Without the pictures, repeat the listing character for character.

[Start of EXERCISE INPUTS]

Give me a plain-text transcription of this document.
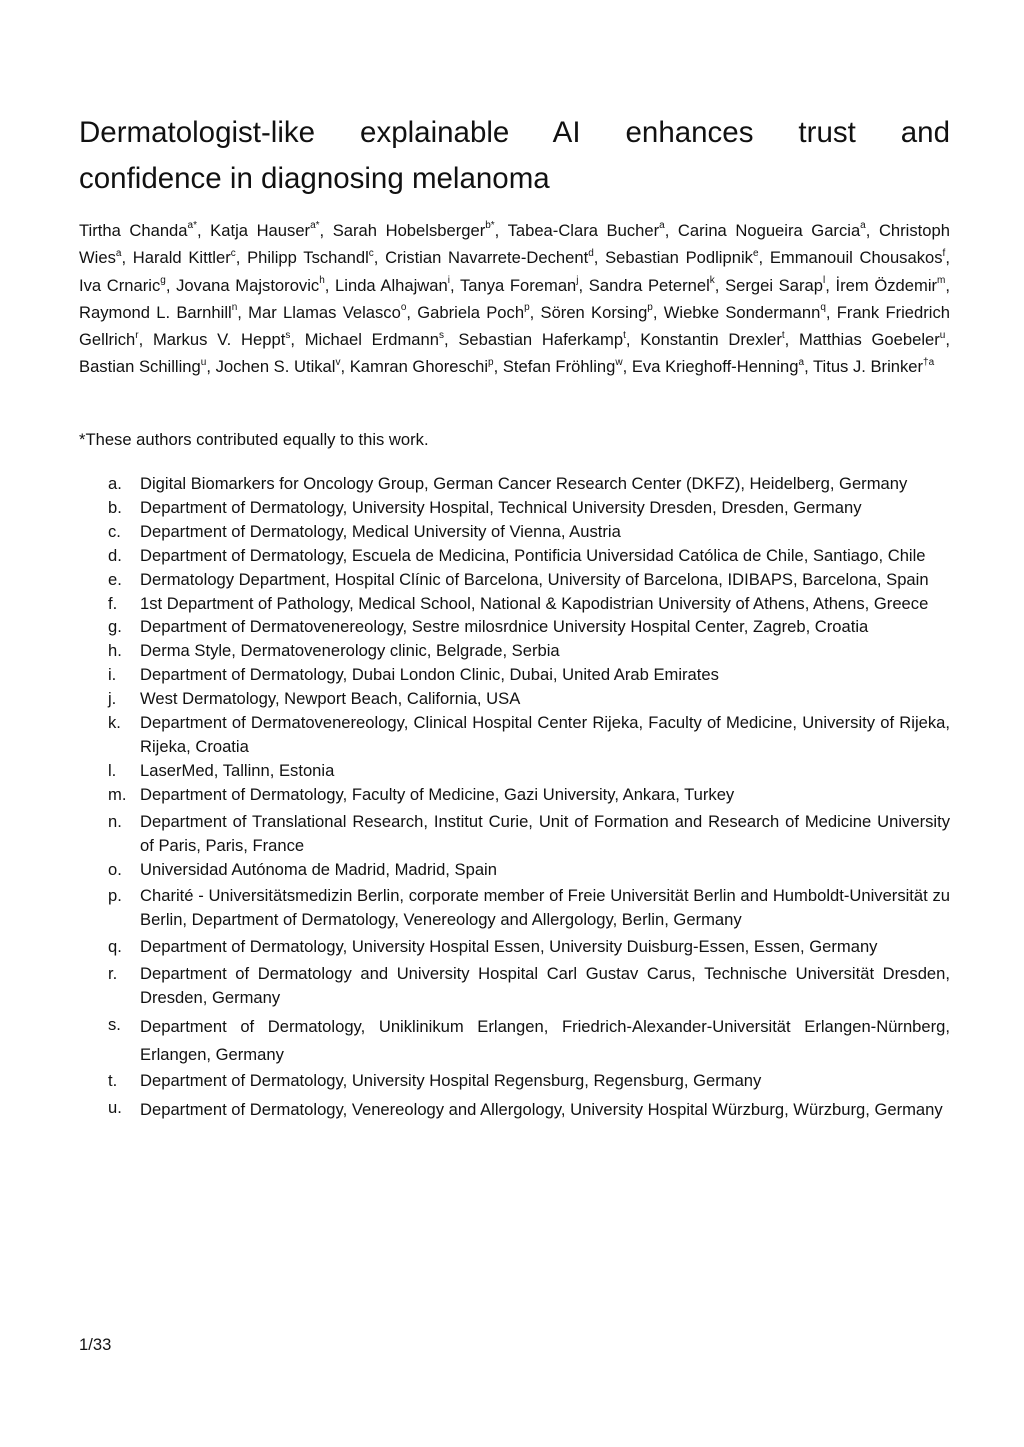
Dermatologist-like explainable AI enhances trust and
confidence in diagnosing melanoma

Tirtha Chanda$^{a*}$, Katja Hauser$^{a*}$, Sarah Hobelsberger$^{b*}$, Tabea-Clara Bucher$^a$, Carina Nogueira Garcia$^a$, Christoph Wies$^a$, Harald Kittler$^c$, Philipp Tschandl$^c$, Cristian Navarrete-Dechent$^d$, Sebastian Podlipnik$^e$, Emmanouil Chousakos$^f$, Iva Crnaric$^g$, Jovana Majstorovic$^h$, Linda Alhajwan$^i$, Tanya Foreman$^j$, Sandra Peternel$^k$, Sergei Sarap$^l$, İrem Özdemir$^m$, Raymond L. Barnhill$^n$, Mar Llamas Velasco$^o$, Gabriela Poch$^p$, Sören Korsing$^p$, Wiebke Sondermann$^q$, Frank Friedrich Gellrich$^r$, Markus V. Heppt$^s$, Michael Erdmann$^s$, Sebastian Haferkamp$^t$, Konstantin Drexler$^t$, Matthias Goebeler$^u$, Bastian Schilling$^u$, Jochen S. Utikal$^v$, Kamran Ghoreschi$^p$, Stefan Fröhling$^w$, Eva Krieghoff-Henning$^a$, Titus J. Brinker$^{\dagger a}$

*These authors contributed equally to this work.

a.	Digital Biomarkers for Oncology Group, German Cancer Research Center (DKFZ), Heidelberg, Germany
b.	Department of Dermatology, University Hospital, Technical University Dresden, Dresden, Germany
c.	Department of Dermatology, Medical University of Vienna, Austria
d.	Department of Dermatology, Escuela de Medicina, Pontificia Universidad Católica de Chile, Santiago, Chile
e.	Dermatology Department, Hospital Clínic of Barcelona, University of Barcelona, IDIBAPS, Barcelona, Spain
f.	1st Department of Pathology, Medical School, National & Kapodistrian University of Athens, Athens, Greece
g.	Department of Dermatovenereology, Sestre milosrdnice University Hospital Center, Zagreb, Croatia
h.	Derma Style, Dermatovenerology clinic, Belgrade, Serbia
i.	Department of Dermatology, Dubai London Clinic, Dubai, United Arab Emirates
j.	West Dermatology, Newport Beach, California, USA
k.	Department of Dermatovenereology, Clinical Hospital Center Rijeka, Faculty of Medicine, University of Rijeka, Rijeka, Croatia
l.	LaserMed, Tallinn, Estonia
m. Department of Dermatology, Faculty of Medicine, Gazi University, Ankara, Turkey
n.	Department of Translational Research, Institut Curie, Unit of Formation and Research of Medicine University of Paris, Paris, France
o.	Universidad Autónoma de Madrid, Madrid, Spain
p.	Charité - Universitätsmedizin Berlin, corporate member of Freie Universität Berlin and Humboldt-Universität zu Berlin, Department of Dermatology, Venereology and Allergology, Berlin, Germany
q.	Department of Dermatology, University Hospital Essen, University Duisburg-Essen, Essen, Germany
r.	Department of Dermatology and University Hospital Carl Gustav Carus, Technische Universität Dresden, Dresden, Germany
s.	Department of Dermatology, Uniklinikum Erlangen, Friedrich-Alexander-Universität Erlangen-Nürnberg, Erlangen, Germany
t.	Department of Dermatology, University Hospital Regensburg, Regensburg, Germany
u.	Department of Dermatology, Venereology and Allergology, University Hospital Würzburg, Würzburg, Germany

1/33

[End of EXERCISE INPUTS]

◆ ANSWER BELOW
Give me a plain-text transcription of this document.
Dermatologist-like explainable AI enhances trust and
confidence in diagnosing melanoma

Tirtha Chanda$^{a*}$, Katja Hauser$^{a*}$, Sarah Hobelsberger$^{b*}$, Tabea-Clara Bucher$^a$, Carina Nogueira Garcia$^a$, Christoph Wies$^a$, Harald Kittler$^c$, Philipp Tschandl$^c$, Cristian Navarrete-Dechent$^d$, Sebastian Podlipnik$^e$, Emmanouil Chousakos$^f$, Iva Crnaric$^g$, Jovana Majstorovic$^h$, Linda Alhajwan$^i$, Tanya Foreman$^j$, Sandra Peternel$^k$, Sergei Sarap$^l$, İrem Özdemir$^m$, Raymond L. Barnhill$^n$, Mar Llamas Velasco$^o$, Gabriela Poch$^p$, Sören Korsing$^p$, Wiebke Sondermann$^q$, Frank Friedrich Gellrich$^r$, Markus V. Heppt$^s$, Michael Erdmann$^s$, Sebastian Haferkamp$^t$, Konstantin Drexler$^t$, Matthias Goebeler$^u$, Bastian Schilling$^u$, Jochen S. Utikal$^v$, Kamran Ghoreschi$^p$, Stefan Fröhling$^w$, Eva Krieghoff-Henning$^a$, Titus J. Brinker$^{\dagger a}$

*These authors contributed equally to this work.

a.	Digital Biomarkers for Oncology Group, German Cancer Research Center (DKFZ), Heidelberg, Germany
b.	Department of Dermatology, University Hospital, Technical University Dresden, Dresden, Germany
c.	Department of Dermatology, Medical University of Vienna, Austria
d.	Department of Dermatology, Escuela de Medicina, Pontificia Universidad Católica de Chile, Santiago, Chile
e.	Dermatology Department, Hospital Clínic of Barcelona, University of Barcelona, IDIBAPS, Barcelona, Spain
f.	1st Department of Pathology, Medical School, National & Kapodistrian University of Athens, Athens, Greece
g.	Department of Dermatovenereology, Sestre milosrdnice University Hospital Center, Zagreb, Croatia
h.	Derma Style, Dermatovenerology clinic, Belgrade, Serbia
i.	Department of Dermatology, Dubai London Clinic, Dubai, United Arab Emirates
j.	West Dermatology, Newport Beach, California, USA
k.	Department of Dermatovenereology, Clinical Hospital Center Rijeka, Faculty of Medicine, University of Rijeka, Rijeka, Croatia
l.	LaserMed, Tallinn, Estonia
m. Department of Dermatology, Faculty of Medicine, Gazi University, Ankara, Turkey
n.	Department of Translational Research, Institut Curie, Unit of Formation and Research of Medicine University of Paris, Paris, France
o.	Universidad Autónoma de Madrid, Madrid, Spain
p.	Charité - Universitätsmedizin Berlin, corporate member of Freie Universität Berlin and Humboldt-Universität zu Berlin, Department of Dermatology, Venereology and Allergology, Berlin, Germany
q.	Department of Dermatology, University Hospital Essen, University Duisburg-Essen, Essen, Germany
r.	Department of Dermatology and University Hospital Carl Gustav Carus, Technische Universität Dresden, Dresden, Germany
s.	Department of Dermatology, Uniklinikum Erlangen, Friedrich-Alexander-Universität Erlangen-Nürnberg, Erlangen, Germany
t.	Department of Dermatology, University Hospital Regensburg, Regensburg, Germany
u.	Department of Dermatology, Venereology and Allergology, University Hospital Würzburg, Würzburg, Germany

1/33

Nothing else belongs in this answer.